*What you will do*: Each line below should be reproduced without any alteration.

*Supplied information*:

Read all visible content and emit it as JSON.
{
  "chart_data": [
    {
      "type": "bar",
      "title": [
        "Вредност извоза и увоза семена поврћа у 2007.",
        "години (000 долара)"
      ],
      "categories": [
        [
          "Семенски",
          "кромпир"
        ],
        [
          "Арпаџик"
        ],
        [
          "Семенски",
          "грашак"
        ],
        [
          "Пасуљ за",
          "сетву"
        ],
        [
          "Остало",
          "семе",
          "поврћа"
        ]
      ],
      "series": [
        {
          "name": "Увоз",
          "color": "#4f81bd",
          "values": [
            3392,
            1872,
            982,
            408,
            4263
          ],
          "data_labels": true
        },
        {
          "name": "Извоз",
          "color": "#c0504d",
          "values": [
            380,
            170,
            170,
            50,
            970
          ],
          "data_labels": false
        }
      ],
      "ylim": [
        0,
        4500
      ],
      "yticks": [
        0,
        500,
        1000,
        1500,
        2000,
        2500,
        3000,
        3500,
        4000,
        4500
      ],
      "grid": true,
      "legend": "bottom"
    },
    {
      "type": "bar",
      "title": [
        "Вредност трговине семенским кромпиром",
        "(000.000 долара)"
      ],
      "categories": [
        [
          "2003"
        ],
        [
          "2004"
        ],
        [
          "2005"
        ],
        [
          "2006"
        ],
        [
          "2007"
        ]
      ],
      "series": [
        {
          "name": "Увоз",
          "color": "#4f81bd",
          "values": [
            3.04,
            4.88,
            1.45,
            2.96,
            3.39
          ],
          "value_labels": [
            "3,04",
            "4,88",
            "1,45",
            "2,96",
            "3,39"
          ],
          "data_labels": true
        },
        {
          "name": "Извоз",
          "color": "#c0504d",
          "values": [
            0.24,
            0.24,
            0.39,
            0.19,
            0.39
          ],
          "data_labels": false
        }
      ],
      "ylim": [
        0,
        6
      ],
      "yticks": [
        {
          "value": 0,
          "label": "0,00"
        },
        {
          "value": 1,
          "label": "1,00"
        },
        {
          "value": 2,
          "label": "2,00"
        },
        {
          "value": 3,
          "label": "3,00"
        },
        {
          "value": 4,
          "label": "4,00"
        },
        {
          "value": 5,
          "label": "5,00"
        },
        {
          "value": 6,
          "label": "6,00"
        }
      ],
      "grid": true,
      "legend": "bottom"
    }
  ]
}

*Completed task*:
Read all visible content and emit it as JSON.
{
  "chart_data": [
    {
      "type": "bar",
      "title": [
        "Вредност извоза и увоза семена поврћа у 2007.",
        "години (000 долара)"
      ],
      "categories": [
        [
          "Семенски",
          "кромпир"
        ],
        [
          "Арпаџик"
        ],
        [
          "Семенски",
          "грашак"
        ],
        [
          "Пасуљ за",
          "сетву"
        ],
        [
          "Остало",
          "семе",
          "поврћа"
        ]
      ],
      "series": [
        {
          "name": "Увоз",
          "color": "#4f81bd",
          "values": [
            3392,
            1872,
            982,
            408,
            4263
          ],
          "data_labels": true
        },
        {
          "name": "Извоз",
          "color": "#c0504d",
          "values": [
            380,
            170,
            170,
            50,
            970
          ],
          "data_labels": false
        }
      ],
      "ylim": [
        0,
        4500
      ],
      "yticks": [
        0,
        500,
        1000,
        1500,
        2000,
        2500,
        3000,
        3500,
        4000,
        4500
      ],
      "grid": true,
      "legend": "bottom"
    },
    {
      "type": "bar",
      "title": [
        "Вредност трговине семенским кромпиром",
        "(000.000 долара)"
      ],
      "categories": [
        [
          "2003"
        ],
        [
          "2004"
        ],
        [
          "2005"
        ],
        [
          "2006"
        ],
        [
          "2007"
        ]
      ],
      "series": [
        {
          "name": "Увоз",
          "color": "#4f81bd",
          "values": [
            3.04,
            4.88,
            1.45,
            2.96,
            3.39
          ],
          "value_labels": [
            "3,04",
            "4,88",
            "1,45",
            "2,96",
            "3,39"
          ],
          "data_labels": true
        },
        {
          "name": "Извоз",
          "color": "#c0504d",
          "values": [
            0.24,
            0.24,
            0.39,
            0.19,
            0.39
          ],
          "data_labels": false
        }
      ],
      "ylim": [
        0,
        6
      ],
      "yticks": [
        {
          "value": 0,
          "label": "0,00"
        },
        {
          "value": 1,
          "label": "1,00"
        },
        {
          "value": 2,
          "label": "2,00"
        },
        {
          "value": 3,
          "label": "3,00"
        },
        {
          "value": 4,
          "label": "4,00"
        },
        {
          "value": 5,
          "label": "5,00"
        },
        {
          "value": 6,
          "label": "6,00"
        }
      ],
      "grid": true,
      "legend": "bottom"
    }
  ]
}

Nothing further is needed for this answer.